Below is a set of records; print all of them exactly as written.

··· Information provided ···

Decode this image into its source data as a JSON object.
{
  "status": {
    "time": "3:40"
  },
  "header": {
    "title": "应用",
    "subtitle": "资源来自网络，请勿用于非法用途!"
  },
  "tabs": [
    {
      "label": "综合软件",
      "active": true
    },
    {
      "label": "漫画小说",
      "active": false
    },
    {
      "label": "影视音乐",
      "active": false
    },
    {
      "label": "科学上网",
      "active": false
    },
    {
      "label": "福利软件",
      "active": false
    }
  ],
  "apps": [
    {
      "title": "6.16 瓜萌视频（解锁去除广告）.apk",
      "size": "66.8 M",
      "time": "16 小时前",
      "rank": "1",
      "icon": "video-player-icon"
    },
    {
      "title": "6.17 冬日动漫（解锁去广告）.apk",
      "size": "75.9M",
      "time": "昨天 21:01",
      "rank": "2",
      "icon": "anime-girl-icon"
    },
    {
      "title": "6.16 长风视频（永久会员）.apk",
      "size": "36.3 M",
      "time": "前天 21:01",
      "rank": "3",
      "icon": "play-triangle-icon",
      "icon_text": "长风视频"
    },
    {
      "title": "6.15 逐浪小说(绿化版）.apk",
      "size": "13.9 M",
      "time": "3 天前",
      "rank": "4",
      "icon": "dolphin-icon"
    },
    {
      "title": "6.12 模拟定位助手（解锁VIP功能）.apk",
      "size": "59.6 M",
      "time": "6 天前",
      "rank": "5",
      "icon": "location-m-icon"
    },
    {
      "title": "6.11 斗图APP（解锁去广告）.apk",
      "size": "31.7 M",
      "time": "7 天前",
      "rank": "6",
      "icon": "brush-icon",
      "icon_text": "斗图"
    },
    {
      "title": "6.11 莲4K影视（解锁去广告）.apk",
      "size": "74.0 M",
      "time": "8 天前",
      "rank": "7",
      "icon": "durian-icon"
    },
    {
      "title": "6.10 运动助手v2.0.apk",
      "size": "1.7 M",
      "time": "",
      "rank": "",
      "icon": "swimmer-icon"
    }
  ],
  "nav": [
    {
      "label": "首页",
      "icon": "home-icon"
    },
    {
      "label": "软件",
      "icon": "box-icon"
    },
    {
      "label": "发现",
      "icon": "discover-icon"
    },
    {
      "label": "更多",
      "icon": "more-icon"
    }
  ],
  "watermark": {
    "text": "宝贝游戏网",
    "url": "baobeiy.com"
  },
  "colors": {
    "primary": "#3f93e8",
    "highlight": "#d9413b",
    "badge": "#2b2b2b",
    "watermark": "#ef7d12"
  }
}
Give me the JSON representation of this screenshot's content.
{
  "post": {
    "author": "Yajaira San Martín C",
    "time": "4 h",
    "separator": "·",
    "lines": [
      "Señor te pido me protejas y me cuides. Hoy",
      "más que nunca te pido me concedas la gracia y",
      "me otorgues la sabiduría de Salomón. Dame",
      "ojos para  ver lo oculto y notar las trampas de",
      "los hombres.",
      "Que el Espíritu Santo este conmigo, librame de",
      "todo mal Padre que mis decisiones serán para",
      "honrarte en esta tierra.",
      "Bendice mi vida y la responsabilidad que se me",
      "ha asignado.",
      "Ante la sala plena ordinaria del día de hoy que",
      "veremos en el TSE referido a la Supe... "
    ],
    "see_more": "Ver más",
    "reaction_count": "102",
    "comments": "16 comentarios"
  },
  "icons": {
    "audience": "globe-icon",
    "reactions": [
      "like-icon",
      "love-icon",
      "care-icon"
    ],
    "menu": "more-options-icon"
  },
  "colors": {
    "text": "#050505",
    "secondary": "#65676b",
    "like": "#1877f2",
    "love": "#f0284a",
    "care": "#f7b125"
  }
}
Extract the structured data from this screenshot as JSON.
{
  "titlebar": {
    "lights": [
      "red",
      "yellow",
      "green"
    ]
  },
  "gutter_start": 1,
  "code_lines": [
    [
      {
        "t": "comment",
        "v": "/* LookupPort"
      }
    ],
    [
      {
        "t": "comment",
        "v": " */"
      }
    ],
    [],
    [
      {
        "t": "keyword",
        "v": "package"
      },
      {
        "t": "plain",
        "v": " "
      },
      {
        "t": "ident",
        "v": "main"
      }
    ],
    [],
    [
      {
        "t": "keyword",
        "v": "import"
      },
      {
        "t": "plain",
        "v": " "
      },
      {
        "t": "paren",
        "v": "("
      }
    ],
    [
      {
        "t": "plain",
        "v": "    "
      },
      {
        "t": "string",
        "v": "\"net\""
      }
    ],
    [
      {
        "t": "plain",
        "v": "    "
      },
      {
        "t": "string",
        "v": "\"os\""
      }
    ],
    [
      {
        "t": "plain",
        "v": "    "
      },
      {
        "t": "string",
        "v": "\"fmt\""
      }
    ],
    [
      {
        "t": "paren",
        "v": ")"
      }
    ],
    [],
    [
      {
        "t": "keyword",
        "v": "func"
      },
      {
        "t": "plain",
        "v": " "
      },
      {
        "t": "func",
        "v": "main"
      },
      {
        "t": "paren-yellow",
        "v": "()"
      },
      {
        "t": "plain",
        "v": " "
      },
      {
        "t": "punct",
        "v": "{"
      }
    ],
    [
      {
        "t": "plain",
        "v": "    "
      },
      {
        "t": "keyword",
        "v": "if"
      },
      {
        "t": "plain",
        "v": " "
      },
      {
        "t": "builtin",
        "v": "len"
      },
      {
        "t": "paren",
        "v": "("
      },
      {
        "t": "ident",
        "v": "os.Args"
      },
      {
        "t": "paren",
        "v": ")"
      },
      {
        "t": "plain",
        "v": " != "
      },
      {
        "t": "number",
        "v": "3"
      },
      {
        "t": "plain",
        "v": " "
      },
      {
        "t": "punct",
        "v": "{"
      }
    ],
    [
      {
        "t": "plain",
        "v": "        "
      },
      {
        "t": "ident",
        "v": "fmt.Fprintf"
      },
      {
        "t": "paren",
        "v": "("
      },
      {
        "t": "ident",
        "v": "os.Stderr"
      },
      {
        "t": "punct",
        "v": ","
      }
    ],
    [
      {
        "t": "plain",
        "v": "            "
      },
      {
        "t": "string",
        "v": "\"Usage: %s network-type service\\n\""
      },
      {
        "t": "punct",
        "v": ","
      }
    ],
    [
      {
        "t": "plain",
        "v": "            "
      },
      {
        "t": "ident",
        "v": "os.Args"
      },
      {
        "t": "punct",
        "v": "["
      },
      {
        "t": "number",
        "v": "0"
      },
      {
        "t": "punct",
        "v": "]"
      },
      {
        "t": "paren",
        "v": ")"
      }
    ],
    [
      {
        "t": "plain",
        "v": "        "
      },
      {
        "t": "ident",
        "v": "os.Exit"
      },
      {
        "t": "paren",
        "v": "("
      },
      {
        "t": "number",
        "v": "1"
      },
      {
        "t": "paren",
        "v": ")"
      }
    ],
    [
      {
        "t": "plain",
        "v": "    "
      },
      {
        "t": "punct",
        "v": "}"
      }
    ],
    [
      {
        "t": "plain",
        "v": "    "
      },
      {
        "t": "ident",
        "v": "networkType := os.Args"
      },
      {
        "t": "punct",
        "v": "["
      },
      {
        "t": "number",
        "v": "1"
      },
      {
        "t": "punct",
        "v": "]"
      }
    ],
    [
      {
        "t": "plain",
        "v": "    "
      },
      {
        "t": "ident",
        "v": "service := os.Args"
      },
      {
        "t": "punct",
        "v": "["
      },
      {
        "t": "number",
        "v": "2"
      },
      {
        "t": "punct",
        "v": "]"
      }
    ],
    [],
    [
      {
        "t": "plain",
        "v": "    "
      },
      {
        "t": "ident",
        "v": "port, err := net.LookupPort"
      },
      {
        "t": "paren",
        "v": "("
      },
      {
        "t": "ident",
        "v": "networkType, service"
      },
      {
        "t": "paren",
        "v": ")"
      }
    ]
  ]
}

···

Output below:
Decode this image into its source data as a JSON object.
{
  "status": {
    "time": "3:40"
  },
  "header": {
    "title": "应用",
    "subtitle": "资源来自网络，请勿用于非法用途!"
  },
  "tabs": [
    {
      "label": "综合软件",
      "active": true
    },
    {
      "label": "漫画小说",
      "active": false
    },
    {
      "label": "影视音乐",
      "active": false
    },
    {
      "label": "科学上网",
      "active": false
    },
    {
      "label": "福利软件",
      "active": false
    }
  ],
  "apps": [
    {
      "title": "6.16 瓜萌视频（解锁去除广告）.apk",
      "size": "66.8 M",
      "time": "16 小时前",
      "rank": "1",
      "icon": "video-player-icon"
    },
    {
      "title": "6.17 冬日动漫（解锁去广告）.apk",
      "size": "75.9M",
      "time": "昨天 21:01",
      "rank": "2",
      "icon": "anime-girl-icon"
    },
    {
      "title": "6.16 长风视频（永久会员）.apk",
      "size": "36.3 M",
      "time": "前天 21:01",
      "rank": "3",
      "icon": "play-triangle-icon",
      "icon_text": "长风视频"
    },
    {
      "title": "6.15 逐浪小说(绿化版）.apk",
      "size": "13.9 M",
      "time": "3 天前",
      "rank": "4",
      "icon": "dolphin-icon"
    },
    {
      "title": "6.12 模拟定位助手（解锁VIP功能）.apk",
      "size": "59.6 M",
      "time": "6 天前",
      "rank": "5",
      "icon": "location-m-icon"
    },
    {
      "title": "6.11 斗图APP（解锁去广告）.apk",
      "size": "31.7 M",
      "time": "7 天前",
      "rank": "6",
      "icon": "brush-icon",
      "icon_text": "斗图"
    },
    {
      "title": "6.11 莲4K影视（解锁去广告）.apk",
      "size": "74.0 M",
      "time": "8 天前",
      "rank": "7",
      "icon": "durian-icon"
    },
    {
      "title": "6.10 运动助手v2.0.apk",
      "size": "1.7 M",
      "time": "",
      "rank": "",
      "icon": "swimmer-icon"
    }
  ],
  "nav": [
    {
      "label": "首页",
      "icon": "home-icon"
    },
    {
      "label": "软件",
      "icon": "box-icon"
    },
    {
      "label": "发现",
      "icon": "discover-icon"
    },
    {
      "label": "更多",
      "icon": "more-icon"
    }
  ],
  "watermark": {
    "text": "宝贝游戏网",
    "url": "baobeiy.com"
  },
  "colors": {
    "primary": "#3f93e8",
    "highlight": "#d9413b",
    "badge": "#2b2b2b",
    "watermark": "#ef7d12"
  }
}
Give me the JSON representation of this screenshot's content.
{
  "post": {
    "author": "Yajaira San Martín C",
    "time": "4 h",
    "separator": "·",
    "lines": [
      "Señor te pido me protejas y me cuides. Hoy",
      "más que nunca te pido me concedas la gracia y",
      "me otorgues la sabiduría de Salomón. Dame",
      "ojos para  ver lo oculto y notar las trampas de",
      "los hombres.",
      "Que el Espíritu Santo este conmigo, librame de",
      "todo mal Padre que mis decisiones serán para",
      "honrarte en esta tierra.",
      "Bendice mi vida y la responsabilidad que se me",
      "ha asignado.",
      "Ante la sala plena ordinaria del día de hoy que",
      "veremos en el TSE referido a la Supe... "
    ],
    "see_more": "Ver más",
    "reaction_count": "102",
    "comments": "16 comentarios"
  },
  "icons": {
    "audience": "globe-icon",
    "reactions": [
      "like-icon",
      "love-icon",
      "care-icon"
    ],
    "menu": "more-options-icon"
  },
  "colors": {
    "text": "#050505",
    "secondary": "#65676b",
    "like": "#1877f2",
    "love": "#f0284a",
    "care": "#f7b125"
  }
}
Extract the structured data from this screenshot as JSON.
{
  "titlebar": {
    "lights": [
      "red",
      "yellow",
      "green"
    ]
  },
  "gutter_start": 1,
  "code_lines": [
    [
      {
        "t": "comment",
        "v": "/* LookupPort"
      }
    ],
    [
      {
        "t": "comment",
        "v": " */"
      }
    ],
    [],
    [
      {
        "t": "keyword",
        "v": "package"
      },
      {
        "t": "plain",
        "v": " "
      },
      {
        "t": "ident",
        "v": "main"
      }
    ],
    [],
    [
      {
        "t": "keyword",
        "v": "import"
      },
      {
        "t": "plain",
        "v": " "
      },
      {
        "t": "paren",
        "v": "("
      }
    ],
    [
      {
        "t": "plain",
        "v": "    "
      },
      {
        "t": "string",
        "v": "\"net\""
      }
    ],
    [
      {
        "t": "plain",
        "v": "    "
      },
      {
        "t": "string",
        "v": "\"os\""
      }
    ],
    [
      {
        "t": "plain",
        "v": "    "
      },
      {
        "t": "string",
        "v": "\"fmt\""
      }
    ],
    [
      {
        "t": "paren",
        "v": ")"
      }
    ],
    [],
    [
      {
        "t": "keyword",
        "v": "func"
      },
      {
        "t": "plain",
        "v": " "
      },
      {
        "t": "func",
        "v": "main"
      },
      {
        "t": "paren-yellow",
        "v": "()"
      },
      {
        "t": "plain",
        "v": " "
      },
      {
        "t": "punct",
        "v": "{"
      }
    ],
    [
      {
        "t": "plain",
        "v": "    "
      },
      {
        "t": "keyword",
        "v": "if"
      },
      {
        "t": "plain",
        "v": " "
      },
      {
        "t": "builtin",
        "v": "len"
      },
      {
        "t": "paren",
        "v": "("
      },
      {
        "t": "ident",
        "v": "os.Args"
      },
      {
        "t": "paren",
        "v": ")"
      },
      {
        "t": "plain",
        "v": " != "
      },
      {
        "t": "number",
        "v": "3"
      },
      {
        "t": "plain",
        "v": " "
      },
      {
        "t": "punct",
        "v": "{"
      }
    ],
    [
      {
        "t": "plain",
        "v": "        "
      },
      {
        "t": "ident",
        "v": "fmt.Fprintf"
      },
      {
        "t": "paren",
        "v": "("
      },
      {
        "t": "ident",
        "v": "os.Stderr"
      },
      {
        "t": "punct",
        "v": ","
      }
    ],
    [
      {
        "t": "plain",
        "v": "            "
      },
      {
        "t": "string",
        "v": "\"Usage: %s network-type service\\n\""
      },
      {
        "t": "punct",
        "v": ","
      }
    ],
    [
      {
        "t": "plain",
        "v": "            "
      },
      {
        "t": "ident",
        "v": "os.Args"
      },
      {
        "t": "punct",
        "v": "["
      },
      {
        "t": "number",
        "v": "0"
      },
      {
        "t": "punct",
        "v": "]"
      },
      {
        "t": "paren",
        "v": ")"
      }
    ],
    [
      {
        "t": "plain",
        "v": "        "
      },
      {
        "t": "ident",
        "v": "os.Exit"
      },
      {
        "t": "paren",
        "v": "("
      },
      {
        "t": "number",
        "v": "1"
      },
      {
        "t": "paren",
        "v": ")"
      }
    ],
    [
      {
        "t": "plain",
        "v": "    "
      },
      {
        "t": "punct",
        "v": "}"
      }
    ],
    [
      {
        "t": "plain",
        "v": "    "
      },
      {
        "t": "ident",
        "v": "networkType := os.Args"
      },
      {
        "t": "punct",
        "v": "["
      },
      {
        "t": "number",
        "v": "1"
      },
      {
        "t": "punct",
        "v": "]"
      }
    ],
    [
      {
        "t": "plain",
        "v": "    "
      },
      {
        "t": "ident",
        "v": "service := os.Args"
      },
      {
        "t": "punct",
        "v": "["
      },
      {
        "t": "number",
        "v": "2"
      },
      {
        "t": "punct",
        "v": "]"
      }
    ],
    [],
    [
      {
        "t": "plain",
        "v": "    "
      },
      {
        "t": "ident",
        "v": "port, err := net.LookupPort"
      },
      {
        "t": "paren",
        "v": "("
      },
      {
        "t": "ident",
        "v": "networkType, service"
      },
      {
        "t": "paren",
        "v": ")"
      }
    ]
  ]
}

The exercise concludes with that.